* **Brief**
Please rewrite the lines from the line with "legend-marker-total-vertex: [1963, 1135, 2021, 1155]" to the line with "500, 379, 589]" as a numbered list, leaving out any blank lines.

**********

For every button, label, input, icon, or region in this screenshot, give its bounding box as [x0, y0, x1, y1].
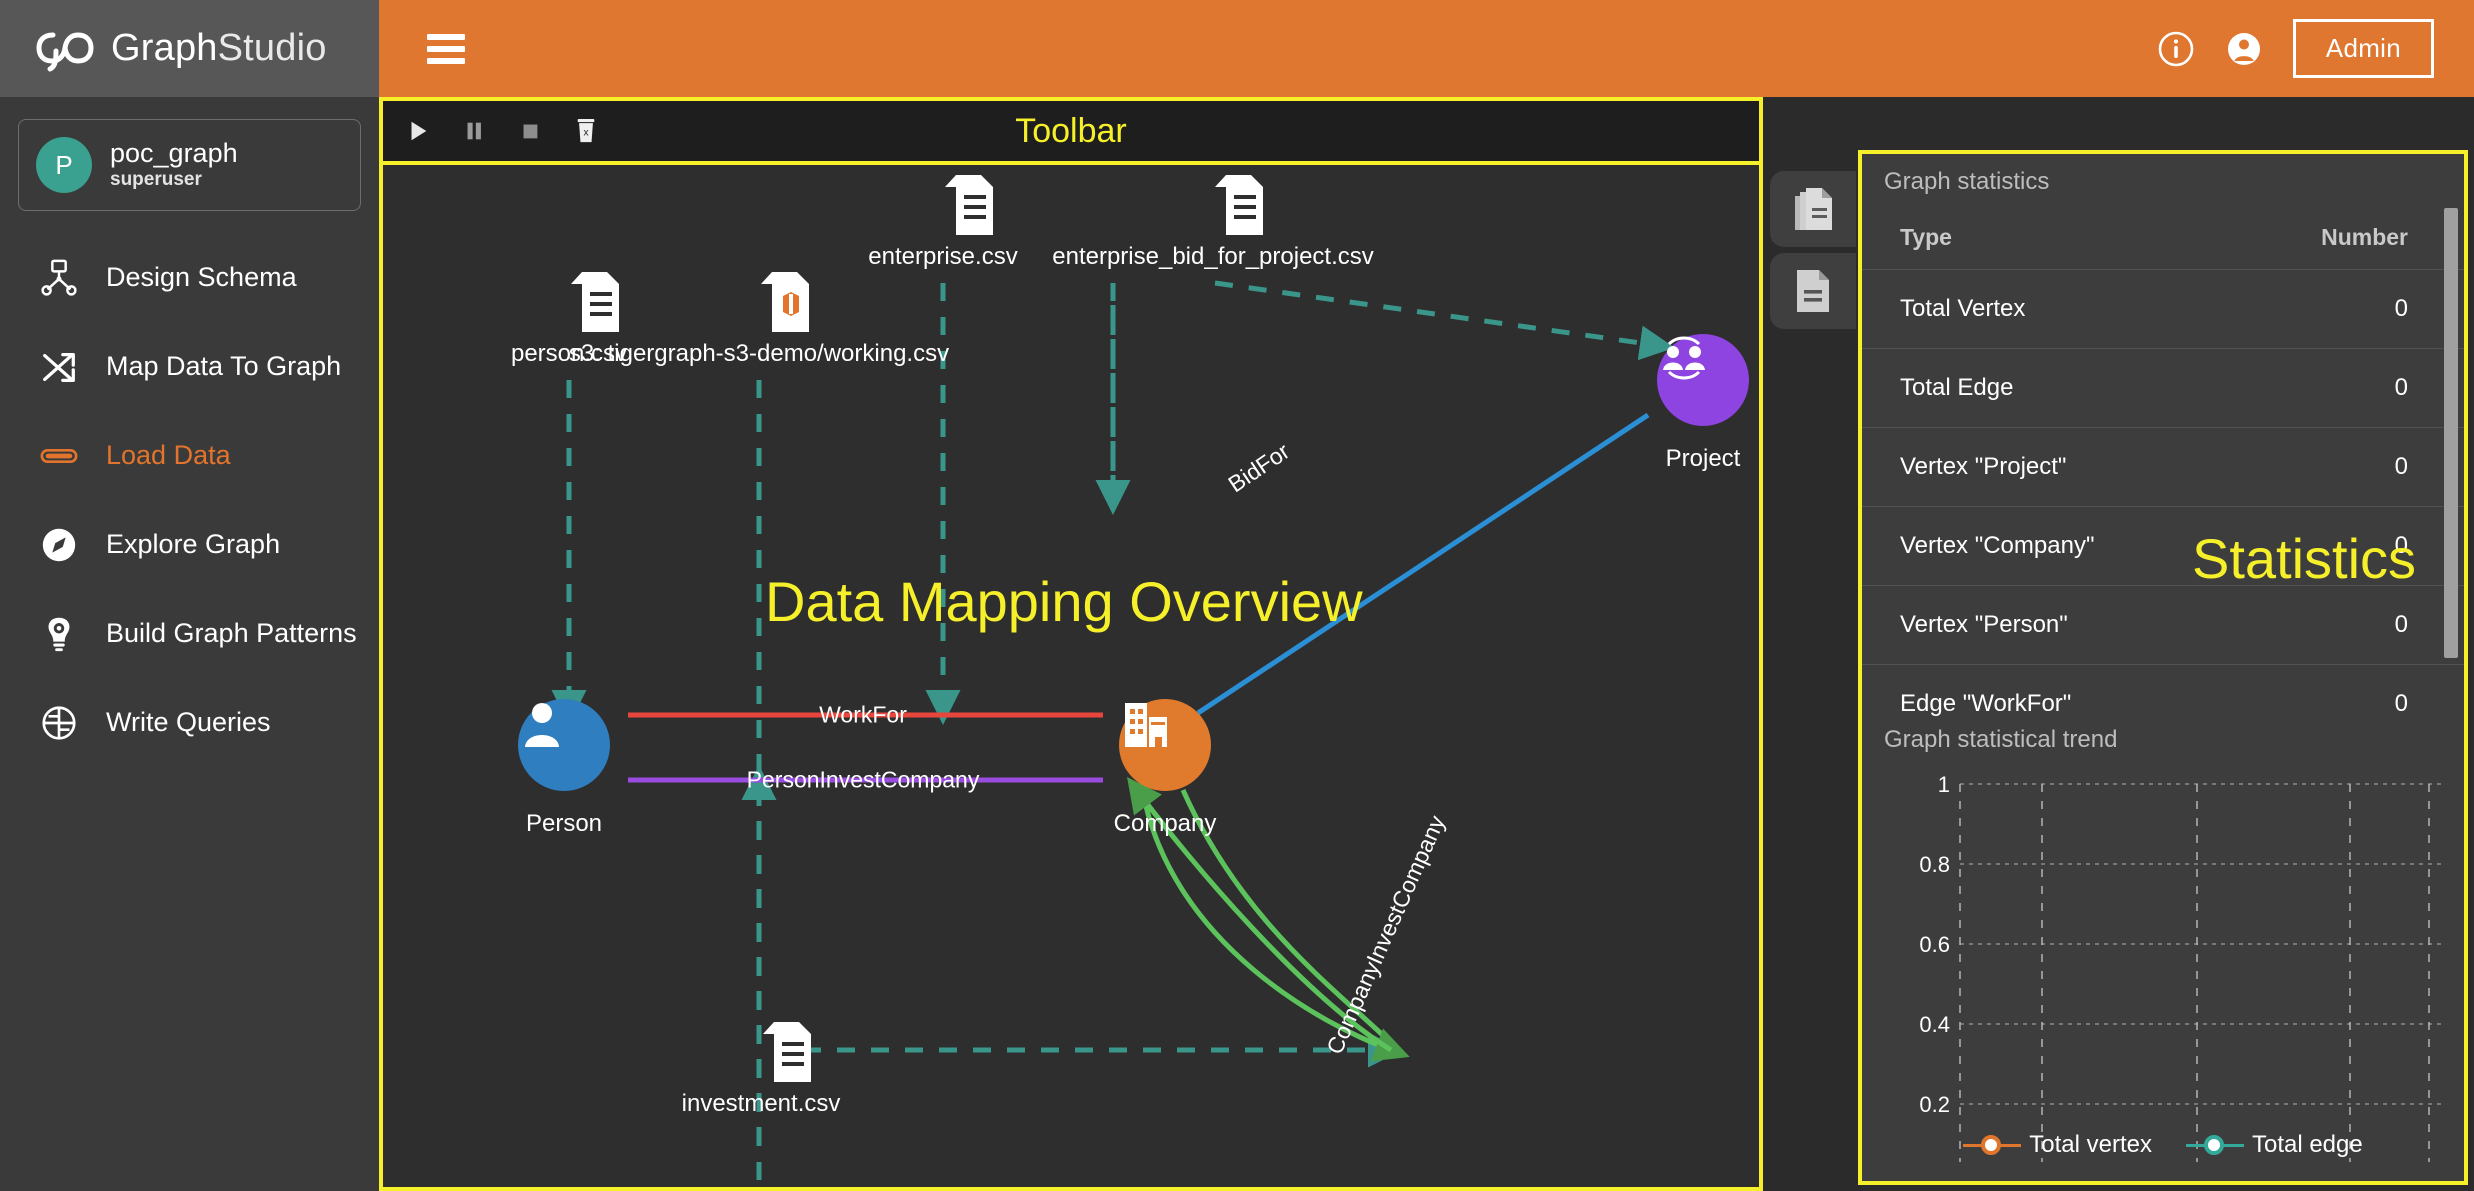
legend-marker-total-vertex: [1963, 1135, 2021, 1155]
sidebar-item-label: Load Data: [106, 440, 231, 471]
files-stack-icon: [1792, 186, 1834, 232]
sidebar-item-map-data-to-graph[interactable]: Map Data To Graph: [0, 322, 379, 411]
stats-title: Graph statistics: [1862, 154, 2464, 206]
sidebar-item-explore-graph[interactable]: Explore Graph: [0, 500, 379, 589]
svg-text:0.6: 0.6: [1919, 932, 1950, 957]
vertex-node-person[interactable]: [518, 699, 610, 791]
stop-icon[interactable]: [517, 118, 543, 144]
sidebar-item-label: Map Data To Graph: [106, 351, 341, 382]
legend-item-total-edge[interactable]: Total edge: [2186, 1131, 2363, 1159]
file-label: s3: tigergraph-s3-demo/working.csv: [569, 340, 949, 368]
column-header-number: Number: [2293, 206, 2464, 270]
stat-number: 0: [2293, 349, 2464, 428]
lightbulb-icon: [38, 613, 80, 655]
sidebar-item-label: Design Schema: [106, 262, 297, 293]
person-icon: [518, 699, 566, 751]
data-mapping-canvas[interactable]: person.csv s3: tigergraph-s3-demo/workin…: [379, 165, 1763, 1191]
stats-scrollbar[interactable]: [2444, 208, 2458, 658]
vertex-label: Project: [1666, 445, 1741, 473]
graph-statistics-table: Type Number Total Vertex 0 Total Edge 0 …: [1862, 206, 2464, 716]
trash-x-icon[interactable]: x: [573, 118, 599, 144]
side-rail: [1770, 165, 1860, 1191]
graphstudio-app: GraphStudio Admin P poc_graph s: [0, 0, 2474, 1191]
data-files-button[interactable]: [1770, 171, 1856, 247]
log-file-button[interactable]: [1770, 253, 1856, 329]
toolbar-annotation: Toolbar: [1015, 112, 1127, 151]
sidebar-item-write-queries[interactable]: Write Queries: [0, 678, 379, 767]
graph-role: superuser: [110, 169, 238, 192]
sidebar: P poc_graph superuser Desi: [0, 97, 379, 1191]
sidebar-item-design-schema[interactable]: Design Schema: [0, 233, 379, 322]
svg-text:0.8: 0.8: [1919, 852, 1950, 877]
user-account-icon[interactable]: [2225, 30, 2263, 68]
trend-title: Graph statistical trend: [1862, 716, 2464, 758]
vertex-label: Person: [526, 810, 602, 838]
trend-chart-svg: 1 0.8 0.6 0.4 0.2 0 14:43:44 14:44:00 14…: [1872, 762, 2472, 1162]
toolbar: x Toolbar: [379, 97, 1763, 165]
current-graph-card[interactable]: P poc_graph superuser: [18, 119, 361, 211]
graph-name: poc_graph: [110, 138, 238, 169]
table-row[interactable]: Vertex "Person" 0: [1862, 586, 2464, 665]
compass-icon: [38, 524, 80, 566]
legend-marker-total-edge: [2186, 1135, 2244, 1155]
legend-label: Total vertex: [2029, 1131, 2152, 1159]
table-row[interactable]: Total Vertex 0: [1862, 270, 2464, 349]
top-bar: Admin: [379, 0, 2474, 97]
stat-type: Edge "WorkFor": [1862, 665, 2293, 717]
stats-annotation: Statistics: [2192, 526, 2416, 591]
svg-text:x: x: [583, 128, 588, 139]
info-circle-icon[interactable]: [2157, 30, 2195, 68]
table-row[interactable]: Total Edge 0: [1862, 349, 2464, 428]
stat-type: Total Vertex: [1862, 270, 2293, 349]
file-label: enterprise.csv: [868, 243, 1017, 271]
svg-text:1: 1: [1938, 772, 1950, 797]
play-icon[interactable]: [405, 118, 431, 144]
building-icon: [1119, 699, 1173, 753]
vertex-node-company[interactable]: [1119, 699, 1211, 791]
admin-button[interactable]: Admin: [2293, 19, 2434, 78]
sidebar-item-label: Explore Graph: [106, 529, 280, 560]
stats-table-container[interactable]: Type Number Total Vertex 0 Total Edge 0 …: [1862, 206, 2464, 716]
edge-label-workfor: WorkFor: [819, 702, 907, 729]
vertex-label: Company: [1114, 810, 1217, 838]
sidebar-item-label: Build Graph Patterns: [106, 618, 357, 649]
graph-statistics-panel: Graph statistics Type Number Total Verte…: [1858, 150, 2468, 1185]
stat-number: 0: [2293, 665, 2464, 717]
query-globe-icon: [38, 702, 80, 744]
stat-type: Vertex "Person": [1862, 586, 2293, 665]
column-header-type: Type: [1862, 206, 2293, 270]
shuffle-icon: [38, 346, 80, 388]
graph-statistical-trend-chart[interactable]: 1 0.8 0.6 0.4 0.2 0 14:43:44 14:44:00 14…: [1872, 762, 2454, 1167]
legend-label: Total edge: [2252, 1131, 2363, 1159]
table-row[interactable]: Vertex "Project" 0: [1862, 428, 2464, 507]
graph-avatar: P: [36, 137, 92, 193]
stat-type: Vertex "Project": [1862, 428, 2293, 507]
legend-item-total-vertex[interactable]: Total vertex: [1963, 1131, 2152, 1159]
table-header-row: Type Number: [1862, 206, 2464, 270]
schema-icon: [38, 257, 80, 299]
svg-text:0.2: 0.2: [1919, 1092, 1950, 1117]
team-icon: [1657, 334, 1711, 382]
edge-label-personinvestcompany: PersonInvestCompany: [747, 767, 980, 794]
infinity-logo-icon: [36, 26, 94, 72]
hamburger-menu-icon[interactable]: [427, 34, 465, 64]
pause-icon[interactable]: [461, 118, 487, 144]
brand-name: GraphStudio: [111, 27, 327, 70]
load-pill-icon: [38, 435, 80, 477]
top-bar-actions: Admin: [2157, 19, 2474, 78]
brand-logo[interactable]: GraphStudio: [0, 0, 379, 97]
stat-number: 0: [2293, 270, 2464, 349]
table-row[interactable]: Edge "WorkFor" 0: [1862, 665, 2464, 717]
file-label: investment.csv: [682, 1090, 841, 1118]
sidebar-nav: Design Schema Map Data To Graph: [0, 233, 379, 767]
stats-table-body: Total Vertex 0 Total Edge 0 Vertex "Proj…: [1862, 270, 2464, 717]
sidebar-item-label: Write Queries: [106, 707, 271, 738]
chart-legend: Total vertex Total edge: [1872, 1131, 2454, 1159]
file-label: enterprise_bid_for_project.csv: [1052, 243, 1374, 271]
vertex-node-project[interactable]: [1657, 334, 1749, 426]
file-lines-icon: [1793, 268, 1833, 314]
sidebar-item-build-graph-patterns[interactable]: Build Graph Patterns: [0, 589, 379, 678]
svg-text:0.4: 0.4: [1919, 1012, 1950, 1037]
graph-info: poc_graph superuser: [110, 138, 238, 192]
sidebar-item-load-data[interactable]: Load Data: [0, 411, 379, 500]
stat-number: 0: [2293, 428, 2464, 507]
canvas-annotation: Data Mapping Overview: [765, 569, 1363, 634]
toolbar-buttons: x: [383, 118, 599, 144]
stat-number: 0: [2293, 586, 2464, 665]
stat-type: Total Edge: [1862, 349, 2293, 428]
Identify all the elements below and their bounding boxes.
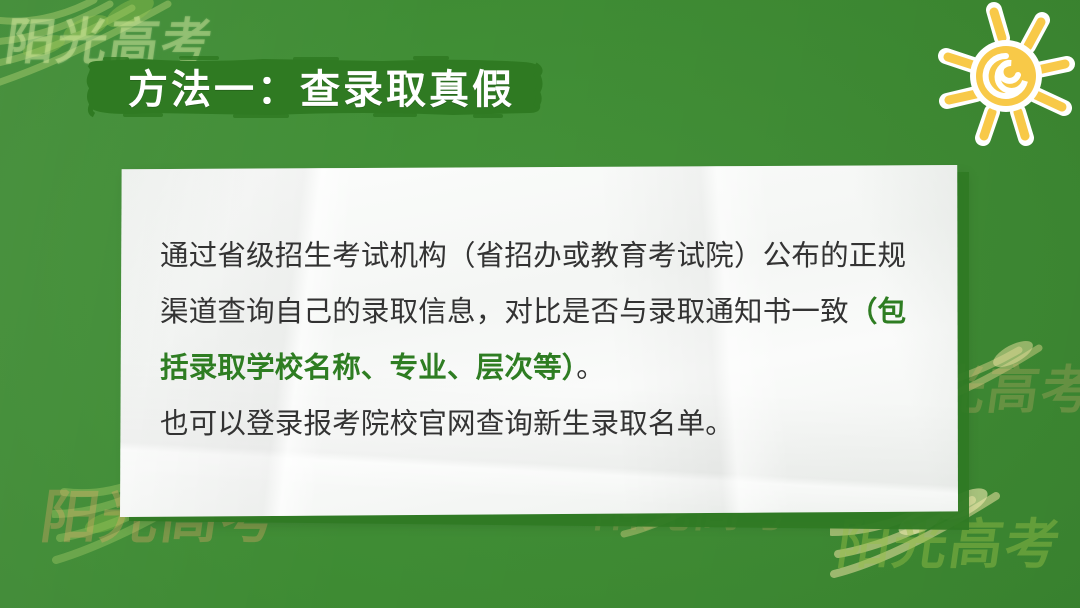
body-p1-part1: 通过省级招生考试机构（省招办或教育考试院）公布的正规渠道查询自己的录取信息，对比… xyxy=(160,240,906,328)
body-paragraph-1: 通过省级招生考试机构（省招办或教育考试院）公布的正规渠道查询自己的录取信息，对比… xyxy=(160,228,930,396)
sun-spiral-icon xyxy=(936,0,1076,148)
body-paragraph-2: 也可以登录报考院校官网查询新生录取名单。 xyxy=(160,396,930,452)
slide-root: 阳光高考 阳光高考 阳光高考 阳光高考 阳光高考 阳光高考 阳光高考 xyxy=(0,0,1080,608)
body-p1-part2: 。 xyxy=(576,352,605,384)
card-body-text: 通过省级招生考试机构（省招办或教育考试院）公布的正规渠道查询自己的录取信息，对比… xyxy=(160,228,930,452)
page-title: 方法一：查录取真假 xyxy=(128,62,548,118)
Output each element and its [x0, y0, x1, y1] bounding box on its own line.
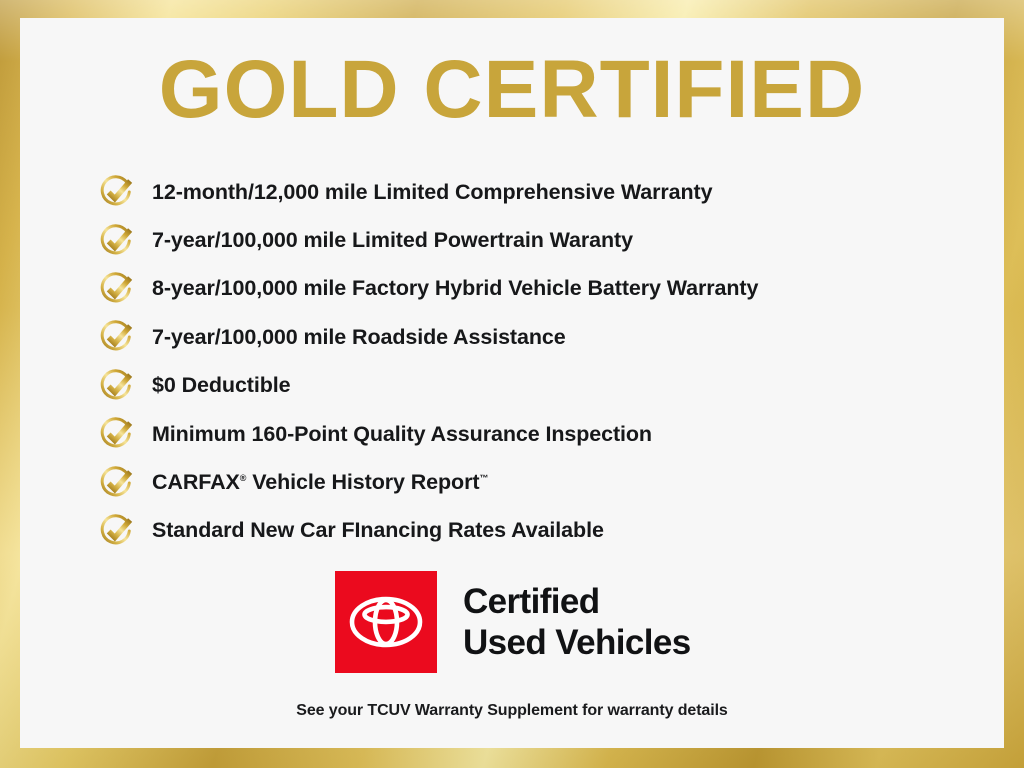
trademark-mark: ™	[479, 473, 488, 483]
wordmark-line-certified: Certified	[463, 581, 691, 622]
list-item: CARFAX® Vehicle History Report™	[96, 458, 996, 506]
list-item: Minimum 160-Point Quality Assurance Insp…	[96, 410, 996, 458]
warranty-disclaimer: See your TCUV Warranty Supplement for wa…	[20, 702, 1004, 720]
check-circle-icon	[96, 365, 138, 407]
carfax-brand-name: CARFAX	[152, 470, 240, 494]
list-item-label: 12-month/12,000 mile Limited Comprehensi…	[152, 180, 712, 205]
gold-certified-certificate: GOLD CERTIFIED	[0, 0, 1024, 768]
toyota-certified-used-vehicles-lockup: Certified Used Vehicles	[335, 571, 691, 673]
list-item: $0 Deductible	[96, 362, 996, 410]
list-item-label: Standard New Car FInancing Rates Availab…	[152, 518, 604, 543]
benefit-list: 12-month/12,000 mile Limited Comprehensi…	[96, 168, 996, 555]
list-item: 12-month/12,000 mile Limited Comprehensi…	[96, 168, 996, 216]
toyota-emblem-icon	[335, 571, 437, 673]
check-circle-icon	[96, 462, 138, 504]
list-item: 8-year/100,000 mile Factory Hybrid Vehic…	[96, 265, 996, 313]
check-circle-icon	[96, 316, 138, 358]
check-circle-icon	[96, 413, 138, 455]
list-item: 7-year/100,000 mile Roadside Assistance	[96, 313, 996, 361]
list-item-label: CARFAX® Vehicle History Report™	[152, 470, 488, 495]
toyota-wordmark: Certified Used Vehicles	[463, 581, 691, 663]
check-circle-icon	[96, 220, 138, 262]
check-circle-icon	[96, 268, 138, 310]
list-item: Standard New Car FInancing Rates Availab…	[96, 507, 996, 555]
carfax-report-label: Vehicle History Report	[246, 470, 479, 494]
wordmark-line-used-vehicles: Used Vehicles	[463, 622, 691, 663]
list-item-label: 8-year/100,000 mile Factory Hybrid Vehic…	[152, 276, 758, 301]
list-item-label: 7-year/100,000 mile Roadside Assistance	[152, 325, 566, 350]
check-circle-icon	[96, 171, 138, 213]
page-title: GOLD CERTIFIED	[20, 44, 1004, 136]
list-item-label: $0 Deductible	[152, 373, 291, 398]
check-circle-icon	[96, 510, 138, 552]
list-item: 7-year/100,000 mile Limited Powertrain W…	[96, 216, 996, 264]
list-item-label: Minimum 160-Point Quality Assurance Insp…	[152, 422, 652, 447]
list-item-label: 7-year/100,000 mile Limited Powertrain W…	[152, 228, 633, 253]
certificate-card: GOLD CERTIFIED	[20, 18, 1004, 748]
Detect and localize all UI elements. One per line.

**********

* **Answer in full**
1. legend-marker-total-vertex: [1963, 1135, 2021, 1155]
2. sidebar-item-label: Load Data: [106, 440, 231, 471]
3. files-stack-icon: [1792, 186, 1834, 232]
4. sidebar-item-map-data-to-graph[interactable]: Map Data To Graph: [0, 322, 379, 411]
5. stats-title: Graph statistics: [1862, 154, 2464, 206]
6. sidebar-item-explore-graph[interactable]: Explore Graph: [0, 500, 379, 589]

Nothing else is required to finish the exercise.